[Stored data]
════════════════════
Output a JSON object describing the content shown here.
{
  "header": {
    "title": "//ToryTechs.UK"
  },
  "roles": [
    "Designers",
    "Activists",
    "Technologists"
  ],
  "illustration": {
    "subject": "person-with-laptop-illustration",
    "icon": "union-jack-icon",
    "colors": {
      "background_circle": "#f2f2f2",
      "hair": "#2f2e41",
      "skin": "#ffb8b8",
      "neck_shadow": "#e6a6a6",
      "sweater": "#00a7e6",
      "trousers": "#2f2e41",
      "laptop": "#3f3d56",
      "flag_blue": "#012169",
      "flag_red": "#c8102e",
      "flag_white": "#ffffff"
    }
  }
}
════════════════════
* **Instruction**
Each line of the material must be restated exactly.

* **Expected answer**
Output a JSON object describing the content shown here.
{
  "header": {
    "title": "//ToryTechs.UK"
  },
  "roles": [
    "Designers",
    "Activists",
    "Technologists"
  ],
  "illustration": {
    "subject": "person-with-laptop-illustration",
    "icon": "union-jack-icon",
    "colors": {
      "background_circle": "#f2f2f2",
      "hair": "#2f2e41",
      "skin": "#ffb8b8",
      "neck_shadow": "#e6a6a6",
      "sweater": "#00a7e6",
      "trousers": "#2f2e41",
      "laptop": "#3f3d56",
      "flag_blue": "#012169",
      "flag_red": "#c8102e",
      "flag_white": "#ffffff"
    }
  }
}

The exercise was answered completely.